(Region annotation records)
start

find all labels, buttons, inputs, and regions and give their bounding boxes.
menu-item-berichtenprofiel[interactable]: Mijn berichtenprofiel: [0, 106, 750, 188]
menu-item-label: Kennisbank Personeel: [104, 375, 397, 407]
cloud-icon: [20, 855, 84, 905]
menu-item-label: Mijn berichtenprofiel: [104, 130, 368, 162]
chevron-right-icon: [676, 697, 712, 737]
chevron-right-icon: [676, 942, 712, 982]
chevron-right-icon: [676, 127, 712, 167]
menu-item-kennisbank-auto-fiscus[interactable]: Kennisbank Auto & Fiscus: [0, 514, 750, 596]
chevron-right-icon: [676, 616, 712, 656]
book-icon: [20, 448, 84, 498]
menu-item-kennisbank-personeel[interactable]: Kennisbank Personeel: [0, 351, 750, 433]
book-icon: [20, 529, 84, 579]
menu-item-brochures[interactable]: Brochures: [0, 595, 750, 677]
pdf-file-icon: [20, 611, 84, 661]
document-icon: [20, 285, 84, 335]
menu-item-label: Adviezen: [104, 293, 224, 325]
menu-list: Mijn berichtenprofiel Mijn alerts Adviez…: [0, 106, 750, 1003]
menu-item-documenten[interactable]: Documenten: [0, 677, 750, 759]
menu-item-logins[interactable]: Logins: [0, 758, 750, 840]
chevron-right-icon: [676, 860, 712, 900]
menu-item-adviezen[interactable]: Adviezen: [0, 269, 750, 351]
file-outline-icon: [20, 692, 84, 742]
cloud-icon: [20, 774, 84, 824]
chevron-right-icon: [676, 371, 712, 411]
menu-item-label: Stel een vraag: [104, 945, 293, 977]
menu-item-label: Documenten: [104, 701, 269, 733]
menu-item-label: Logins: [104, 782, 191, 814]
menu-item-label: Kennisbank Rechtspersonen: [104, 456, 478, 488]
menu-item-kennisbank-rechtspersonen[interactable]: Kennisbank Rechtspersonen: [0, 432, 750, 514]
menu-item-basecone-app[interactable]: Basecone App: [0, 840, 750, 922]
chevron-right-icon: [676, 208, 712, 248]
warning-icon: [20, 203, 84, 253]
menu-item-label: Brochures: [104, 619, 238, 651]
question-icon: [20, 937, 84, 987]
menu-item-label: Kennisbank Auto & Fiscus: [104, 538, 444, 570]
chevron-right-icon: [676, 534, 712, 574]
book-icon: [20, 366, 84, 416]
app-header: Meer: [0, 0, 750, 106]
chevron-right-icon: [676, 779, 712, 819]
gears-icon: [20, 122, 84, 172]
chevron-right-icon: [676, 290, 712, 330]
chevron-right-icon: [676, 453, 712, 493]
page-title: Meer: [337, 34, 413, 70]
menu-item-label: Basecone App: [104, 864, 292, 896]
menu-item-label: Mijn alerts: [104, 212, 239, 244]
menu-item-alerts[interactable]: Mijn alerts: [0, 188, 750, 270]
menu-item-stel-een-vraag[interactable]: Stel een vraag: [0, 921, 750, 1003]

end

_Work instructions_
Could you arrange these lines as a JSON list of strings, one string per line, with blank lines left out?

_Exercise solution_
[
  "find all labels, buttons, inputs, and regions and give their bounding boxes.",
  "menu-item-berichtenprofiel[interactable]: Mijn berichtenprofiel: [0, 106, 750, 188]",
  "menu-item-label: Kennisbank Personeel: [104, 375, 397, 407]",
  "cloud-icon: [20, 855, 84, 905]",
  "menu-item-label: Mijn berichtenprofiel: [104, 130, 368, 162]",
  "chevron-right-icon: [676, 697, 712, 737]",
  "chevron-right-icon: [676, 942, 712, 982]",
  "chevron-right-icon: [676, 127, 712, 167]",
  "menu-item-kennisbank-auto-fiscus[interactable]: Kennisbank Auto & Fiscus: [0, 514, 750, 596]",
  "chevron-right-icon: [676, 616, 712, 656]",
  "book-icon: [20, 448, 84, 498]",
  "menu-item-kennisbank-personeel[interactable]: Kennisbank Personeel: [0, 351, 750, 433]",
  "book-icon: [20, 529, 84, 579]",
  "menu-item-brochures[interactable]: Brochures: [0, 595, 750, 677]",
  "pdf-file-icon: [20, 611, 84, 661]",
  "document-icon: [20, 285, 84, 335]",
  "menu-item-label: Adviezen: [104, 293, 224, 325]",
  "menu-list: Mijn berichtenprofiel Mijn alerts Adviez…: [0, 106, 750, 1003]",
  "menu-item-documenten[interactable]: Documenten: [0, 677, 750, 759]",
  "menu-item-logins[interactable]: Logins: [0, 758, 750, 840]",
  "chevron-right-icon: [676, 860, 712, 900]",
  "menu-item-adviezen[interactable]: Adviezen: [0, 269, 750, 351]",
  "file-outline-icon: [20, 692, 84, 742]",
  "cloud-icon: [20, 774, 84, 824]",
  "chevron-right-icon: [676, 371, 712, 411]",
  "menu-item-label: Stel een vraag: [104, 945, 293, 977]",
  "menu-item-label: Documenten: [104, 701, 269, 733]",
  "menu-item-label: Logins: [104, 782, 191, 814]",
  "menu-item-label: Kennisbank Rechtspersonen: [104, 456, 478, 488]",
  "menu-item-kennisbank-rechtspersonen[interactable]: Kennisbank Rechtspersonen: [0, 432, 750, 514]",
  "menu-item-basecone-app[interactable]: Basecone App: [0, 840, 750, 922]",
  "chevron-right-icon: [676, 208, 712, 248]",
  "warning-icon: [20, 203, 84, 253]",
  "menu-item-label: Brochures: [104, 619, 238, 651]",
  "question-icon: [20, 937, 84, 987]",
  "menu-item-label: Kennisbank Auto & Fiscus: [104, 538, 444, 570]",
  "chevron-right-icon: [676, 534, 712, 574]",
  "book-icon: [20, 366, 84, 416]",
  "app-header: Meer: [0, 0, 750, 106]",
  "chevron-right-icon: [676, 779, 712, 819]",
  "gears-icon: [20, 122, 84, 172]",
  "chevron-right-icon: [676, 290, 712, 330]",
  "chevron-right-icon: [676, 453, 712, 493]",
  "page-title: Meer: [337, 34, 413, 70]",
  "menu-item-label: Basecone App: [104, 864, 292, 896]",
  "menu-item-label: Mijn alerts: [104, 212, 239, 244]",
  "menu-item-alerts[interactable]: Mijn alerts: [0, 188, 750, 270]",
  "menu-item-stel-een-vraag[interactable]: Stel een vraag: [0, 921, 750, 1003]"
]